Data records

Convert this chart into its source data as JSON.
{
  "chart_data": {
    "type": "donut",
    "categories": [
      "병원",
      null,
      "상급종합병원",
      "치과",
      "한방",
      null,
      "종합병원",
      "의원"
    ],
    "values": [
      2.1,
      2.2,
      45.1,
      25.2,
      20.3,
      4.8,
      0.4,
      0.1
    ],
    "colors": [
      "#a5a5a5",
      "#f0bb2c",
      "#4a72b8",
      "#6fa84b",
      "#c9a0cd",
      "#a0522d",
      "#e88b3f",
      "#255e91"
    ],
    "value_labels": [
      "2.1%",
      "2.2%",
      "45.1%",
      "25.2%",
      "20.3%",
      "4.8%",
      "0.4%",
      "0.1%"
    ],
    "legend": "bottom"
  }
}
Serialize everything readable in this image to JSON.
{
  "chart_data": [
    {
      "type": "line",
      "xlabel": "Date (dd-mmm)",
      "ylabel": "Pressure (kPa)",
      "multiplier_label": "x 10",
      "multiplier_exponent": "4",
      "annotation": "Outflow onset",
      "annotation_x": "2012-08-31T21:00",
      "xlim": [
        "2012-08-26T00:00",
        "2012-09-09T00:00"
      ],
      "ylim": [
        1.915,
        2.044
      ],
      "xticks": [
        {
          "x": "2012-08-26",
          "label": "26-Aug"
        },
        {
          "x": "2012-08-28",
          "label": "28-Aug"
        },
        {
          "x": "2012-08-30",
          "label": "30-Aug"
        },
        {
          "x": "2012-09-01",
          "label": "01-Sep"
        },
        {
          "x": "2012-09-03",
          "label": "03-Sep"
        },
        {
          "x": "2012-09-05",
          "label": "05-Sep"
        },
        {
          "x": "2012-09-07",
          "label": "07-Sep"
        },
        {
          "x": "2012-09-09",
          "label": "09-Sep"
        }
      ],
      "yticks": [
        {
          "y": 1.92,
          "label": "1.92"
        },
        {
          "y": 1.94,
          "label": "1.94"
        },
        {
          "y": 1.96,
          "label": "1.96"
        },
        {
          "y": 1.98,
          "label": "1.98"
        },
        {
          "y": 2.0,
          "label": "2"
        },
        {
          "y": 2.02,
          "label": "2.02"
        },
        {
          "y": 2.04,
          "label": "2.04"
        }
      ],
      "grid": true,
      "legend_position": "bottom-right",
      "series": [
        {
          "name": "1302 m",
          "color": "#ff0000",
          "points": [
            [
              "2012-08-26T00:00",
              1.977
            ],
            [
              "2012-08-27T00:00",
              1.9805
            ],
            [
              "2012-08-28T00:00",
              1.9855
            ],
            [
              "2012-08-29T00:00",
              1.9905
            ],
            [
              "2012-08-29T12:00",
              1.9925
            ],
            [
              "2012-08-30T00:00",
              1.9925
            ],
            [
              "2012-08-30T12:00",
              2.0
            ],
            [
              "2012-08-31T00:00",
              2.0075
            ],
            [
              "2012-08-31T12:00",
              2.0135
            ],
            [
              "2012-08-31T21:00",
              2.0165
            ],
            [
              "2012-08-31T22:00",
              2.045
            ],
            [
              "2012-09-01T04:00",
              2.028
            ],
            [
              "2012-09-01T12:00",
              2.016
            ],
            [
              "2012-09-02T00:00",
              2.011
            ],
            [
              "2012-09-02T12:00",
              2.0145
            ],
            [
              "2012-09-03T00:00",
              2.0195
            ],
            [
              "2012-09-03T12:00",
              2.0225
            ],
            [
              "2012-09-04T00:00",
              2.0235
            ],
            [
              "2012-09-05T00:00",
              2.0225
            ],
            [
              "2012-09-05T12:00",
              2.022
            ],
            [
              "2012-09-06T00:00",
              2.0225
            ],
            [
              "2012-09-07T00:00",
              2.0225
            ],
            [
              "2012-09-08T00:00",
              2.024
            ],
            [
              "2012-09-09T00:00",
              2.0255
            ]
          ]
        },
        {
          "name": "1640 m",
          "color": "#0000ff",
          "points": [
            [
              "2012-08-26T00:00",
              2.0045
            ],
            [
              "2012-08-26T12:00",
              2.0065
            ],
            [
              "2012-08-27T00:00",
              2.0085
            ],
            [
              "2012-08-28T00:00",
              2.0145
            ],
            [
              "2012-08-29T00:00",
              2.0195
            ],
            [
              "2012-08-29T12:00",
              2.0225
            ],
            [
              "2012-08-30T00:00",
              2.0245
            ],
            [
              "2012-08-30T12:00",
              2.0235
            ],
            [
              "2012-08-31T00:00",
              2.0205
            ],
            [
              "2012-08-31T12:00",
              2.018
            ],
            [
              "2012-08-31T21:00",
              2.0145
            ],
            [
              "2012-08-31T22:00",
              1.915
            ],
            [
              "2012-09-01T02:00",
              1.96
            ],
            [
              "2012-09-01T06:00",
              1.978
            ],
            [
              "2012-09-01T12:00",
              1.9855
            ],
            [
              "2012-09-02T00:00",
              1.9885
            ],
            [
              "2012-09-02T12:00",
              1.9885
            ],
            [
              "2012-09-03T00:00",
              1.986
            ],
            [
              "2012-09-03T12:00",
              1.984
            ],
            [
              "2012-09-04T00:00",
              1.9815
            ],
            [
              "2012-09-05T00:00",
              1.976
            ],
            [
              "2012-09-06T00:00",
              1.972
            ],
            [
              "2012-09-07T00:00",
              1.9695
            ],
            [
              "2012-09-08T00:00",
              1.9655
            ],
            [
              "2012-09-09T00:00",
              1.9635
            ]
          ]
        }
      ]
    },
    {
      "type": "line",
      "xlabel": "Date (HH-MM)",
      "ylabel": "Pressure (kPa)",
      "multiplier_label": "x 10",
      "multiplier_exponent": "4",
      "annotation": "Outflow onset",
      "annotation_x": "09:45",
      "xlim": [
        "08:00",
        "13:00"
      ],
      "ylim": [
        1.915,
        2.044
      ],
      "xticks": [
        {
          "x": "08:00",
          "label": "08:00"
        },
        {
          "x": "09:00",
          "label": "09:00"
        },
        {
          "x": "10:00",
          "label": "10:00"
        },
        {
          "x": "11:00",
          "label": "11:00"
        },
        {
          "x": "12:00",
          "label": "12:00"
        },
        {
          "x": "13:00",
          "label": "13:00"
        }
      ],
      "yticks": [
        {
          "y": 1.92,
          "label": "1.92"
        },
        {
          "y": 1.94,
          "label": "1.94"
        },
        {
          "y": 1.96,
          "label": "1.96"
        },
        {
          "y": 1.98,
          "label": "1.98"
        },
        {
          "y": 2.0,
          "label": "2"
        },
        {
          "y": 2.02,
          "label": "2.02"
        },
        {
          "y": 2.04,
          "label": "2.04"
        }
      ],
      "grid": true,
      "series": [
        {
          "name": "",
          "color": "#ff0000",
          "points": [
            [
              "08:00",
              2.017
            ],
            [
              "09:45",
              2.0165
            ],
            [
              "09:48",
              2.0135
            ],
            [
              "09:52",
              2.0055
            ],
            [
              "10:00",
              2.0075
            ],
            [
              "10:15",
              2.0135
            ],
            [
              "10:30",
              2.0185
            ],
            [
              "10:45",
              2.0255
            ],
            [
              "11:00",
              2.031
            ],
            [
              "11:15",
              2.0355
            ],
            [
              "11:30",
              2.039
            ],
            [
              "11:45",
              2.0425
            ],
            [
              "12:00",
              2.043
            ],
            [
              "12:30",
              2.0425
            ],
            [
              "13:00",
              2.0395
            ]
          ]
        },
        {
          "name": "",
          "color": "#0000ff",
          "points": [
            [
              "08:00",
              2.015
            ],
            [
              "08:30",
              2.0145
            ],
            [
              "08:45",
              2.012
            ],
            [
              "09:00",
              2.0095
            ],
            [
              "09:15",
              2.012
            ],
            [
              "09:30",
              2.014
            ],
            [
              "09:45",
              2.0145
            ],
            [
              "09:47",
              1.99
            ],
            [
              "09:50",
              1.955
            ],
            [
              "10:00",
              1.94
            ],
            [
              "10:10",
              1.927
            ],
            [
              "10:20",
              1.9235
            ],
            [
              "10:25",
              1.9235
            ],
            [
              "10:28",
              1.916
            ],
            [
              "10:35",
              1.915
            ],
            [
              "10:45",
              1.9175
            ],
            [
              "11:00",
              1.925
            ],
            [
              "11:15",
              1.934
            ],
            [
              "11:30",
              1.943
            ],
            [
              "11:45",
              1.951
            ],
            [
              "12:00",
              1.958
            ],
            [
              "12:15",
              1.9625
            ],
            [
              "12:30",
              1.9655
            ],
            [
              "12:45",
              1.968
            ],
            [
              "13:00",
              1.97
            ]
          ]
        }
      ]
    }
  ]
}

## What is asked
Select every line above that contains the word "bottom", and copy it.

## Task response
    "legend": "bottom"
      "legend_position": "bottom-right",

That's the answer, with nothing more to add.